Extracted text below:

Photo courtesy of Matthew Hull, morgueFile.com

Humpback whale breaching

Scientists have recently found that a specialized type of brain cell, called a spindle neuron, has been found in some types of whales, such as the humpback and fin whales.1,2 These sorts of cells had previously only been observed in the great apes and humans. They are thought to connect regions of the brain associated with advanced brain function, such as complex thought and emotions. This has caused some to question whether or not animals have the capacity to love as humans do.3

As usual, these findings are spun into an evolutionary tale for the public. These spindle structures are found in the same place in the brains of both primates (apes and humans) and larger whales (humpback and fin whales). So at first sight they appear to be homologous, which means that they evolved in the supposed common ancestor of primates and whales.

End of Extracted text.

- Exercise set -
1/ Read statements (a), (b) and (c) below and say whether each one agrees with the text on spindle neurons in whales. Answer yes or no for each, and quote the words from the text that decide it.
(a) Before this finding, spindle neurons had been seen only in great apes and humans.
(b) The spindle structures sit in different parts of the brain in primates and in whales.
(c) The cells are thought to link brain regions tied to complex thought and emotions.
2/ Pick up the text on spindle neurons in whales right after its last sentence, and carry it on for a paragraph or two in the same voice.

Dataset below:

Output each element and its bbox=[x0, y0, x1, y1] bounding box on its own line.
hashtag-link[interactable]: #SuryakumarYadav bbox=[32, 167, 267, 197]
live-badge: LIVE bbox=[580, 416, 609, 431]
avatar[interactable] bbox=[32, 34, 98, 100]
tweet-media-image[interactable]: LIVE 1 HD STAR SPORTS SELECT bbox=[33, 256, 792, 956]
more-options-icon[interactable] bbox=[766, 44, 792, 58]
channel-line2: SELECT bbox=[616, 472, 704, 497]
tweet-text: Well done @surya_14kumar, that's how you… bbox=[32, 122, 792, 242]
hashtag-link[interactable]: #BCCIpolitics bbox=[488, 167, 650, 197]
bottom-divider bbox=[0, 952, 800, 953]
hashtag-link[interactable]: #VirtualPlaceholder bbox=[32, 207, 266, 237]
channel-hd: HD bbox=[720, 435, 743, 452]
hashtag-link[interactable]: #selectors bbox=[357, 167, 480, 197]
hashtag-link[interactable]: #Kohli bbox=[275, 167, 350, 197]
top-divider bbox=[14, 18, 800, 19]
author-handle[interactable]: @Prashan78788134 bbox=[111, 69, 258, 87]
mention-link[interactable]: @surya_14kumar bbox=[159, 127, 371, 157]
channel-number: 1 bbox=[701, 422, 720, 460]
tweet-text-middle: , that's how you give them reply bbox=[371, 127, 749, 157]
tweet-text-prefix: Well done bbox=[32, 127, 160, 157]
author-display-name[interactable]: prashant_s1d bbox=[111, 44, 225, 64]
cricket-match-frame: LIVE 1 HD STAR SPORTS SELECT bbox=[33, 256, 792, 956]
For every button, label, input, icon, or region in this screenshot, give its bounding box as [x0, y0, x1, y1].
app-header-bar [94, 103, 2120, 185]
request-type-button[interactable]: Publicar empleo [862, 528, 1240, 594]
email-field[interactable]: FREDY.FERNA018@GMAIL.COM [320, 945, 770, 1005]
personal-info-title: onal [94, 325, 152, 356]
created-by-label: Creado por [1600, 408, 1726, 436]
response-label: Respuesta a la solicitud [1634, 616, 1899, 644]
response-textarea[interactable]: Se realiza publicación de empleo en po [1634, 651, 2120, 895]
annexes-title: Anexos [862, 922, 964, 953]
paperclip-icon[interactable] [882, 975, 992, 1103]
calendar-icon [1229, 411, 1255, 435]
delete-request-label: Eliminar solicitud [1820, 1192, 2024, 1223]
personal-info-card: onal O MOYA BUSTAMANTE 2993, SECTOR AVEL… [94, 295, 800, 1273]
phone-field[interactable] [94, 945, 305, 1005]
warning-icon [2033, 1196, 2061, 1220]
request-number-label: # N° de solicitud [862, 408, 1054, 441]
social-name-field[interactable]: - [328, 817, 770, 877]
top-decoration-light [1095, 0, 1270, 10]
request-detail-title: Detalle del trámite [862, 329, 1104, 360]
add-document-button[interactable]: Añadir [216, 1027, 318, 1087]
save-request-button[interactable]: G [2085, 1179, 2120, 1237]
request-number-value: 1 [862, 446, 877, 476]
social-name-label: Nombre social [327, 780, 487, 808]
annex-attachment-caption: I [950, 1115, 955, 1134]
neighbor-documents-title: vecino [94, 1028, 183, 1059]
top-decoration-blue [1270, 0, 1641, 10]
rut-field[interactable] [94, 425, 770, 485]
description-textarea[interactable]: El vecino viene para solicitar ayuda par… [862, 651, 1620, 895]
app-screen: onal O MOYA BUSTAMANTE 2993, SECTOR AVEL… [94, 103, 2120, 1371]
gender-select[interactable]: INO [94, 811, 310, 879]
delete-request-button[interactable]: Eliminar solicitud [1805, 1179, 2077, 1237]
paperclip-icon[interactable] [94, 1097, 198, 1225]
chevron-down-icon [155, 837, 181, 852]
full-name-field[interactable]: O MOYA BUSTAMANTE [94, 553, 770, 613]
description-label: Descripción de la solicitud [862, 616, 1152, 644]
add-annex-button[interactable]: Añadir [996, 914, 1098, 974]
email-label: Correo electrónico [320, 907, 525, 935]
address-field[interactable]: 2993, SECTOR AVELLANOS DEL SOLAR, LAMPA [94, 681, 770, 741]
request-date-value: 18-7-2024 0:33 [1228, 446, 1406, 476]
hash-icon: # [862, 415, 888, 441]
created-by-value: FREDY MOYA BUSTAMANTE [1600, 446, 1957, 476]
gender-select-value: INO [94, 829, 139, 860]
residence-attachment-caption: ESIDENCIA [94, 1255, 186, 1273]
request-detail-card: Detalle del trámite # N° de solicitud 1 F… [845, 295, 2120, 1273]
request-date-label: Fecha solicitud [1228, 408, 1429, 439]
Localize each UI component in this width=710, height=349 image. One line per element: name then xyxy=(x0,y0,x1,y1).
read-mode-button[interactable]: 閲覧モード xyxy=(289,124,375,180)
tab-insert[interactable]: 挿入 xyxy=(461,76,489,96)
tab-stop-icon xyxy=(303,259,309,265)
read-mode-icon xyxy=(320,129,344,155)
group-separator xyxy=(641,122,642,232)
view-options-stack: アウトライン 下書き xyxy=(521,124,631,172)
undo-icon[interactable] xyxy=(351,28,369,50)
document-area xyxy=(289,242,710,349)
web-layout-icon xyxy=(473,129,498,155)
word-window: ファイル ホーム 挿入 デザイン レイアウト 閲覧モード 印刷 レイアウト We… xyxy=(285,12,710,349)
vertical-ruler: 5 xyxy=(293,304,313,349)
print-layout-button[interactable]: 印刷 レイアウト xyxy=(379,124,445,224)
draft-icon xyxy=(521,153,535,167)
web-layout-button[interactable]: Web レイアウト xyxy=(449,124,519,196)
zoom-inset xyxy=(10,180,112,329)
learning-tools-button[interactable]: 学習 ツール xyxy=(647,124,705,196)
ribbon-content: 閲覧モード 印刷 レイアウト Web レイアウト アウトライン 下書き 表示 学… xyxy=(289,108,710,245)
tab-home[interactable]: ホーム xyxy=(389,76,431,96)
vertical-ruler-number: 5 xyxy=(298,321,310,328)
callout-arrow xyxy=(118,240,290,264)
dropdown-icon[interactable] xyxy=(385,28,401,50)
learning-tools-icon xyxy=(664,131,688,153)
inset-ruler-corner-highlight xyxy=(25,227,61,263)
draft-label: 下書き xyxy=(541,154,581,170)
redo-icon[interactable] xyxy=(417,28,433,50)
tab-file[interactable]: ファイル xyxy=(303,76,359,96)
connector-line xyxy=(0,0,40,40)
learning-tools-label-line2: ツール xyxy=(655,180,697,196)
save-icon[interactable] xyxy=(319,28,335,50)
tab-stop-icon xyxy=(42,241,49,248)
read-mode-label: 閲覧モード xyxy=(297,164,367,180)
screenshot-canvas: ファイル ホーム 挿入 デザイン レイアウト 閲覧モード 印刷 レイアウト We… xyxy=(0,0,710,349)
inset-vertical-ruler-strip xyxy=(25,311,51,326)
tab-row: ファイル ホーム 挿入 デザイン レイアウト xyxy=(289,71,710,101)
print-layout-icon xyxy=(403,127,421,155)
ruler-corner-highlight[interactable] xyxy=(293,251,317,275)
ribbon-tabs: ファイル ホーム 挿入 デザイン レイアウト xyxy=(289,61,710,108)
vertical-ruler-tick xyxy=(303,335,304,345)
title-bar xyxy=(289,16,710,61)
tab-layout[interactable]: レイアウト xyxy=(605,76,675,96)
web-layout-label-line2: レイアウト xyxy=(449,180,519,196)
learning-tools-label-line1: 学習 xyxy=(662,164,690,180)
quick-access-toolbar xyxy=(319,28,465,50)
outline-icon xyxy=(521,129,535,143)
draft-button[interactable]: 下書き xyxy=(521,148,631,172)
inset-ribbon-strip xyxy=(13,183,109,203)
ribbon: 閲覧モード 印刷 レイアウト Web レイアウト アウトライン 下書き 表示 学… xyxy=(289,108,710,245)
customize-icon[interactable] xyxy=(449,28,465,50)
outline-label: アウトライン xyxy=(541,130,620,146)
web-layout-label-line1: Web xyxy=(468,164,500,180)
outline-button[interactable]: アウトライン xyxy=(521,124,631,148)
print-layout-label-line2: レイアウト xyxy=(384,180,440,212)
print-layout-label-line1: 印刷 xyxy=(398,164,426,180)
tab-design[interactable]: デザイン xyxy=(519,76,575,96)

End of Dataset.

- Responses in order -
1/
(a) Yes: "These sorts of cells had previously only been observed in the great apes and humans."
(b) No: "These spindle structures are found in the same place in the brains of both primates (apes and humans) and larger whales (humpback and fin whales)."
(c) Yes: "They are thought to connect regions of the brain associated with advanced brain function, such as complex thought and emotions."

2/
However, this neither fits the evolutionary story nor what is found in biology. Firstly, the evolutionary story says that the common ancestor of primates and whales lived about 50–60 million years ago (mya).1 However, these spindle structures are not supposed to have evolved in whales until about 22–30 mya and in primates until about 15 mya.1,2 Secondly, not all primates and whales have these types of cells. Plus there are many other animal groups, neither primates nor whales, which are supposedly descended from such a common ancestor, which do not have such cells. There therefore must have been considerable selective loss in the descendants of the ‘common ancestor’ of all these animals with and without these structures.

“ Because all other evolutionary explanations fail, then no matter how improbable it would seem to have the same highly complex structure evolving independently by chance mutations/selection, such a claim must be invoked to salvage evolution. ”

In short, evolutionists can’t say these spindle structures are homologous. So they are forced to invoke homoplasy (in the form of ‘parallel evolution’) to explain how these ‘spindle’ neurons evolved in both primates and whales.1,2 This means that spindle neurons had to independently evolve twice, once in whales and once in primates. These sorts of explanations are a last-ditch effort to explain the patterns we observe while still holding on to the idea of evolution. Because all other evolutionary explanations fail, then no matter how improbable it would seem to have the same highly complex structure evolving independently by chance mutations/selection, such a claim must be invoked to salvage evolution.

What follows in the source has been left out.